**** MATERIAL PROVIDED ****

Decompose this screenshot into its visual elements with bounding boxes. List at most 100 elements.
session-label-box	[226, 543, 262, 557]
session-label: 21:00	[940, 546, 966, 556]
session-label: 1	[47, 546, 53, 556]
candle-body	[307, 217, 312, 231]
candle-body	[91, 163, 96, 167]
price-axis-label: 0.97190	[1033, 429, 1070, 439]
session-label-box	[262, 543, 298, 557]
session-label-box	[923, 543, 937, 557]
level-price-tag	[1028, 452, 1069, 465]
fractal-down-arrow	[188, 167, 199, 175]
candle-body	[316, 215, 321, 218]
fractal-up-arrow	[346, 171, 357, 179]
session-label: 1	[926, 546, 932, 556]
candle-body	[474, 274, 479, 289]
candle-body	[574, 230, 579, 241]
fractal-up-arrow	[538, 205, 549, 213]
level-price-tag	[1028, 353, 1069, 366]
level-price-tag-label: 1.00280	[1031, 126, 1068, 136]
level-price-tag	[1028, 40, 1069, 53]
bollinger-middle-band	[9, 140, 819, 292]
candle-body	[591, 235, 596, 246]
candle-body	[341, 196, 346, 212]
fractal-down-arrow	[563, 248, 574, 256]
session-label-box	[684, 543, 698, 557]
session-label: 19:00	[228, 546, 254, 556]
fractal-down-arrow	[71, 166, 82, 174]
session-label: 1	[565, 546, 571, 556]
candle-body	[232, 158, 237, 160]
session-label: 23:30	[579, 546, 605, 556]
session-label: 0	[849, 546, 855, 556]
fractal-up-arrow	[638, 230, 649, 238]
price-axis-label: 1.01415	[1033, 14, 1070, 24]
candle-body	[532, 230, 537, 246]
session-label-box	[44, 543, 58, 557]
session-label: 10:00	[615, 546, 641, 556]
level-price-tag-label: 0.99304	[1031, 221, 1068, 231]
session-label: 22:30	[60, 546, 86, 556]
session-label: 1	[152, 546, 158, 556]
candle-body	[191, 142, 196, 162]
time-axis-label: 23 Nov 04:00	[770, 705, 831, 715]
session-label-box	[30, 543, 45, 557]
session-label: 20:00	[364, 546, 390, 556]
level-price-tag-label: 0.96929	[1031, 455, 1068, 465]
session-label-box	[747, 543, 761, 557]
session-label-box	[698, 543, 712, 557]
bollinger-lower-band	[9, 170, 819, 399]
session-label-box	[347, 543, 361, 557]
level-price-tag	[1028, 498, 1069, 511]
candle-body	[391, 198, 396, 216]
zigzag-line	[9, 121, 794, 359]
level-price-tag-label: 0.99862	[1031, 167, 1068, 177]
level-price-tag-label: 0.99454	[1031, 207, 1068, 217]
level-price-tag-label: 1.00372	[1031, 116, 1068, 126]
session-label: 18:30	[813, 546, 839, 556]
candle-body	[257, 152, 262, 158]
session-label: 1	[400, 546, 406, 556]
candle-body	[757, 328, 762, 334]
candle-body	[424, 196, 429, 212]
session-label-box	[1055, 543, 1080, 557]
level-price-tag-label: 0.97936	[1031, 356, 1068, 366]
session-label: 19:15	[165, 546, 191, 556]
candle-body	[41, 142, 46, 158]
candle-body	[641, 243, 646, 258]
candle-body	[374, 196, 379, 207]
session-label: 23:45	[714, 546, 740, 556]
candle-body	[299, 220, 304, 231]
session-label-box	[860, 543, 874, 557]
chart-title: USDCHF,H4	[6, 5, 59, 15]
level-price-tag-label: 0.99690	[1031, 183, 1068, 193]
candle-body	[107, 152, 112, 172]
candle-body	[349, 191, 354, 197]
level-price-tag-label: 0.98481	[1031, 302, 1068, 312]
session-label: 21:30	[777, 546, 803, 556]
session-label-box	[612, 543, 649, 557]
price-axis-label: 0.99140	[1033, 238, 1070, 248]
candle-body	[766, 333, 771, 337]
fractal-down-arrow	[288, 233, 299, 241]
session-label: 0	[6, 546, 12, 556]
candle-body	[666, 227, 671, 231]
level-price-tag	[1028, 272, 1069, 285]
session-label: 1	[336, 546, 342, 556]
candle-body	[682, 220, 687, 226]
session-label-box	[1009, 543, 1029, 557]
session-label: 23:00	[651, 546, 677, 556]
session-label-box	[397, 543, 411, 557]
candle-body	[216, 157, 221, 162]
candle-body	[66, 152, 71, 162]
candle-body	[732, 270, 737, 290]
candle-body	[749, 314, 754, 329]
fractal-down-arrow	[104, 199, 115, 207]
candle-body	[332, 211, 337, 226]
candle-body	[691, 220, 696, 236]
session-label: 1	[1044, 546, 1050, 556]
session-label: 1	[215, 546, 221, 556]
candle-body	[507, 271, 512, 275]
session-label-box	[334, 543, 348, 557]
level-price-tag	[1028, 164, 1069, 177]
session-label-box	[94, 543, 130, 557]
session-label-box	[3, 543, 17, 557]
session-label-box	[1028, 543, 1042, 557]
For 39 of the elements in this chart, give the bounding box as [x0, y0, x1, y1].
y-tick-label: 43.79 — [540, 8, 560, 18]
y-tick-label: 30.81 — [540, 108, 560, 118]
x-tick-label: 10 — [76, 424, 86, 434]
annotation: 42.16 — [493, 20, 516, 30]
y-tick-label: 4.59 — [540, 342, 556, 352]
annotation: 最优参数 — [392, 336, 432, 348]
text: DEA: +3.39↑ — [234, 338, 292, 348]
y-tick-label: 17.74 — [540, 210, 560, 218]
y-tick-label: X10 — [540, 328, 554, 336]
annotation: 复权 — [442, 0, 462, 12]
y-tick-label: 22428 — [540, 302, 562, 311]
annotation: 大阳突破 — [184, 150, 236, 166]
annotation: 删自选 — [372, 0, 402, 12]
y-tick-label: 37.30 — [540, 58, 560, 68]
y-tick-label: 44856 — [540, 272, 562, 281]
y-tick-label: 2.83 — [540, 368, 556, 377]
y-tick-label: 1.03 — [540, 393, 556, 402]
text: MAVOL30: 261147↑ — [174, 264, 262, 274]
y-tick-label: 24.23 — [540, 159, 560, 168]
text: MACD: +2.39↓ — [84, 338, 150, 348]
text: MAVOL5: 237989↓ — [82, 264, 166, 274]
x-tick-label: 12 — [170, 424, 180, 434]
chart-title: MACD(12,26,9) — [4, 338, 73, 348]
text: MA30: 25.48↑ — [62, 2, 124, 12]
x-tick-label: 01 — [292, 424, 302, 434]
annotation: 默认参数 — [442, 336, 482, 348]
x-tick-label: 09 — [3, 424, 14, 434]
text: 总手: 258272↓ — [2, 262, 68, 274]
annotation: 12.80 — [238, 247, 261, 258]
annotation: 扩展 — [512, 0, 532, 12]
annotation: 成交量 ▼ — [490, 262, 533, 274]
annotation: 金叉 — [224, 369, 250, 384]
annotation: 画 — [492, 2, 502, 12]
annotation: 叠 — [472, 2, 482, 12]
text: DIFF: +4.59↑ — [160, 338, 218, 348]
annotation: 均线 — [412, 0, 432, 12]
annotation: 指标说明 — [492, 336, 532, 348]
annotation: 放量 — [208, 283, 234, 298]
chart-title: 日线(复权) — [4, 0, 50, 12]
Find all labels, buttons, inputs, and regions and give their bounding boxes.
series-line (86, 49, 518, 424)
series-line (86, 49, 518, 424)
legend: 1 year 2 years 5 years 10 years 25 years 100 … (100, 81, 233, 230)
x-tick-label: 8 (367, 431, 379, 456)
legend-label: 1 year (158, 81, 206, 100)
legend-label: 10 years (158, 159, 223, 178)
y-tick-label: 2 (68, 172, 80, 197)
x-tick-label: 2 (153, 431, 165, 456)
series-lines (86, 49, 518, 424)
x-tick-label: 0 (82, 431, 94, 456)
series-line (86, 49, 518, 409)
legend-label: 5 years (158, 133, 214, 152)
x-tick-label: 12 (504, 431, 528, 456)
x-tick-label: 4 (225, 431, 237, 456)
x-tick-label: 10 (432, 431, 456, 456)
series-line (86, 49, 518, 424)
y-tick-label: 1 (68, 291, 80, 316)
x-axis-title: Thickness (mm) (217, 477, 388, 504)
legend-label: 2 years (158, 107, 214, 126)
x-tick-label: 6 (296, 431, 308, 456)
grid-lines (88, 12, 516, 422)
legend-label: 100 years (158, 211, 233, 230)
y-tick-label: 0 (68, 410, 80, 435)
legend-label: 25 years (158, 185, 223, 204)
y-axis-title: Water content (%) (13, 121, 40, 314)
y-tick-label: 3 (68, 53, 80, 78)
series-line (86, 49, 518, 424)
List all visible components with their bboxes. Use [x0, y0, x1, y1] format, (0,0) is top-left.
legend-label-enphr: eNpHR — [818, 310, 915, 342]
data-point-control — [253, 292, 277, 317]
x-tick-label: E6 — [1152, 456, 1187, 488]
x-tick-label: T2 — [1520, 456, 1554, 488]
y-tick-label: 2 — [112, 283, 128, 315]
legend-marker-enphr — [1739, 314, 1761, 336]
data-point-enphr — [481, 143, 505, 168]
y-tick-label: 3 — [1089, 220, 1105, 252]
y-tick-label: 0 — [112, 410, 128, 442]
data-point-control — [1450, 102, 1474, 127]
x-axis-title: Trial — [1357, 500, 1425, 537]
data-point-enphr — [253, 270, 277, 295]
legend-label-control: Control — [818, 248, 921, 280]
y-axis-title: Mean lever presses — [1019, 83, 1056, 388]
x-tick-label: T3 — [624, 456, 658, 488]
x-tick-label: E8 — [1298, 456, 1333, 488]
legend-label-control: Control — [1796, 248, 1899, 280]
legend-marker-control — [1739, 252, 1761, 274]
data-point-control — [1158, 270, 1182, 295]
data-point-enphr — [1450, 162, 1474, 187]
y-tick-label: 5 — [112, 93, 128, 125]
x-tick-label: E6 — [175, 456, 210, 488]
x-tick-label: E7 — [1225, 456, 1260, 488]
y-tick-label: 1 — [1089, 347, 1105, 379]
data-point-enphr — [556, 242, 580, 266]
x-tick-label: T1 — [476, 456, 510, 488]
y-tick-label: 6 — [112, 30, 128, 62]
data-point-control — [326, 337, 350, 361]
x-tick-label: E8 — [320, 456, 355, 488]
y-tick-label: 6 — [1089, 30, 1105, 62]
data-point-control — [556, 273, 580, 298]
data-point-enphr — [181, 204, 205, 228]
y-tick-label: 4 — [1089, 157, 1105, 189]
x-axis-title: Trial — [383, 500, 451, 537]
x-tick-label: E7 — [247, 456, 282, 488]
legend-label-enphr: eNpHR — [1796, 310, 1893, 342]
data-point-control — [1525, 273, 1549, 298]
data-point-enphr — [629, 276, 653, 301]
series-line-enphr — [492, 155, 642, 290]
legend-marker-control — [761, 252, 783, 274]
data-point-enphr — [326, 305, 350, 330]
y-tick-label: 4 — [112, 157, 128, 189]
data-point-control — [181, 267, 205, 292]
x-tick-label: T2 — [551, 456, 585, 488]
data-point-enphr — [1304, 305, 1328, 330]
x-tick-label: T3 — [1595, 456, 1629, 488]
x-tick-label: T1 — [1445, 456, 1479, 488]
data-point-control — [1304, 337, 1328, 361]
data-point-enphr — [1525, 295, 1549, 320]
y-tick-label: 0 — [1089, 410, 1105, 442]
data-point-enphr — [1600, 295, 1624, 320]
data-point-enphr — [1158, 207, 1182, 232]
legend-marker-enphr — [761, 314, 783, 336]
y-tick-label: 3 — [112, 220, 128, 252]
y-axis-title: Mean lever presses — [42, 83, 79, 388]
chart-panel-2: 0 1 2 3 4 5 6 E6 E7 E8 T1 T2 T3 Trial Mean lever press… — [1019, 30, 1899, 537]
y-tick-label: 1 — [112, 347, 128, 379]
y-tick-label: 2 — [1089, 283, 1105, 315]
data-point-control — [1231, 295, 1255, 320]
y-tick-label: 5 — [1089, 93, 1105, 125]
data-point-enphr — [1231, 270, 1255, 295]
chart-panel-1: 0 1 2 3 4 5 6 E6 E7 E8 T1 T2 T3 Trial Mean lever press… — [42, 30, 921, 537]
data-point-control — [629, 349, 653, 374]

****

● **DIRECTIONS FOR THIS TASK**
Quote verbatim the stretch from the start of the records through the line that contains "429, 1070, 439]", with both ends included.

● **RESPONSE BELOW**
Decompose this screenshot into its visual elements with bounding boxes. List at most 100 elements.
session-label-box	[226, 543, 262, 557]
session-label: 21:00	[940, 546, 966, 556]
session-label: 1	[47, 546, 53, 556]
candle-body	[307, 217, 312, 231]
candle-body	[91, 163, 96, 167]
price-axis-label: 0.97190	[1033, 429, 1070, 439]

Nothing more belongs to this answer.